→ **PROMPT**
Extract the lines that hold the string "arrow".

----- RECORDS FOR THIS TASK -----

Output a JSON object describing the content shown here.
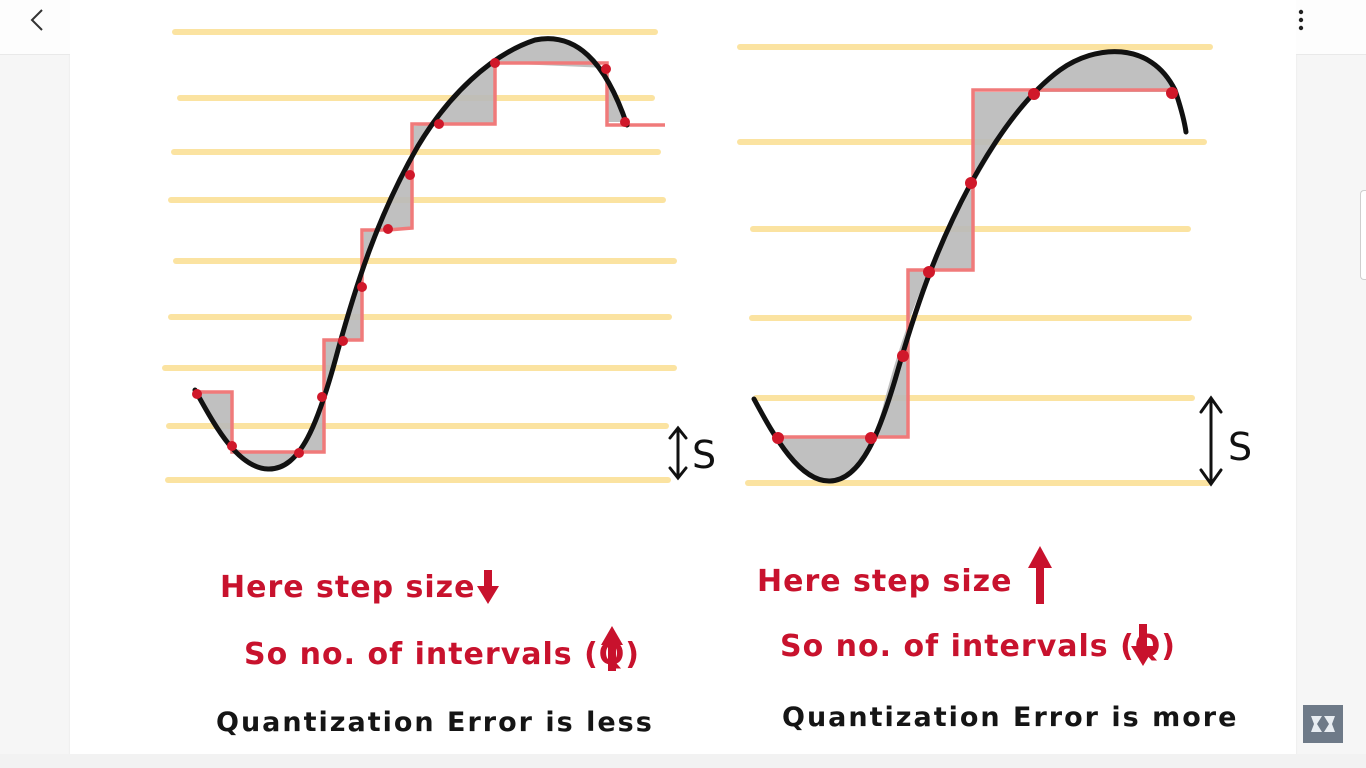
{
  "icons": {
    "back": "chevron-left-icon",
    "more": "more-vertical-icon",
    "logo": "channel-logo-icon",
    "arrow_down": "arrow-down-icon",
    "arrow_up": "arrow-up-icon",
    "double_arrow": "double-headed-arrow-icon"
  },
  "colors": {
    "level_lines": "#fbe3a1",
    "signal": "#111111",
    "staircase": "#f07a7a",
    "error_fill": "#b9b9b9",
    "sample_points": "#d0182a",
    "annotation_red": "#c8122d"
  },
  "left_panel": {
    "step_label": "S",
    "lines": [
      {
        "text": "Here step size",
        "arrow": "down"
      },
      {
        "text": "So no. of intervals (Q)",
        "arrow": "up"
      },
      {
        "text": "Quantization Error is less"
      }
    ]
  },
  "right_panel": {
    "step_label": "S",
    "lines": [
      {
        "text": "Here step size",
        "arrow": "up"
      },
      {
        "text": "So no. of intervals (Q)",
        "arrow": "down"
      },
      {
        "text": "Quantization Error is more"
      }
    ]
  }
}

-----
----- RECORDS FOR THIS TASK -----

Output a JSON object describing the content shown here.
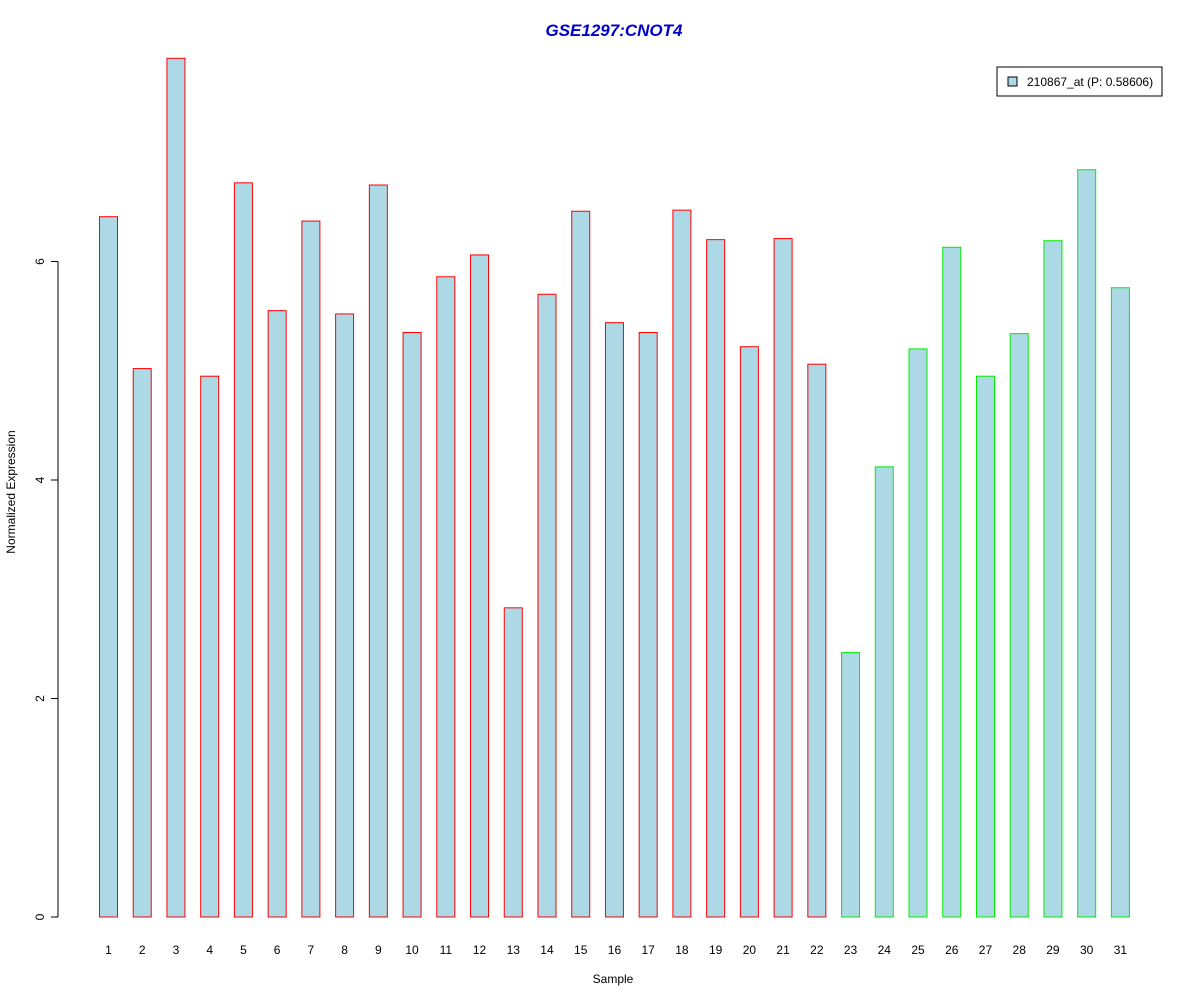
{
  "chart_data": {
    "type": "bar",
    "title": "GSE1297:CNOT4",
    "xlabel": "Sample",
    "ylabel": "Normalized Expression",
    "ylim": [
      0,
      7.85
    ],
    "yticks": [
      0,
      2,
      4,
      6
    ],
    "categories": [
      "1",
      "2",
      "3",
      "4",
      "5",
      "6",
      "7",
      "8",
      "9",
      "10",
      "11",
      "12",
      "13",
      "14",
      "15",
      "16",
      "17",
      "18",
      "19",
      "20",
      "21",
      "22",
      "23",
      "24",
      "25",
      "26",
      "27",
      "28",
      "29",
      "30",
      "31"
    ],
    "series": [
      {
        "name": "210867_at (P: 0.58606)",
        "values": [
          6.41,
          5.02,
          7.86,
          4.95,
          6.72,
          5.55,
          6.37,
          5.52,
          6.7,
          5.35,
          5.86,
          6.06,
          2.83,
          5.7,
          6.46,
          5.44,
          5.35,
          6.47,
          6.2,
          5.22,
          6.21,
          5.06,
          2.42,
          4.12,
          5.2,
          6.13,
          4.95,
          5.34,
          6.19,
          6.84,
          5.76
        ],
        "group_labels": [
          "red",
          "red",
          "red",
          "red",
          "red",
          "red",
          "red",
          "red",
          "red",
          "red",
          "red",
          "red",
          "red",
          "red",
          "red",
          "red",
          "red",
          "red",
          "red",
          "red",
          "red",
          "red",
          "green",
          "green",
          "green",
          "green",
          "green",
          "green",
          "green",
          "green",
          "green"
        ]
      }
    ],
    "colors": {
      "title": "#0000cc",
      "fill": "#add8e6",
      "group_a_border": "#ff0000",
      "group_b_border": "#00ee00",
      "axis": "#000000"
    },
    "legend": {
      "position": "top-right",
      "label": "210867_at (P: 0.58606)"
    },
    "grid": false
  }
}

-----

→ **THE REPLY**
    "arrow_down": "arrow-down-icon",
    "arrow_up": "arrow-up-icon",
    "double_arrow": "double-headed-arrow-icon"
        "arrow": "down"
        "arrow": "up"
        "arrow": "up"
        "arrow": "down"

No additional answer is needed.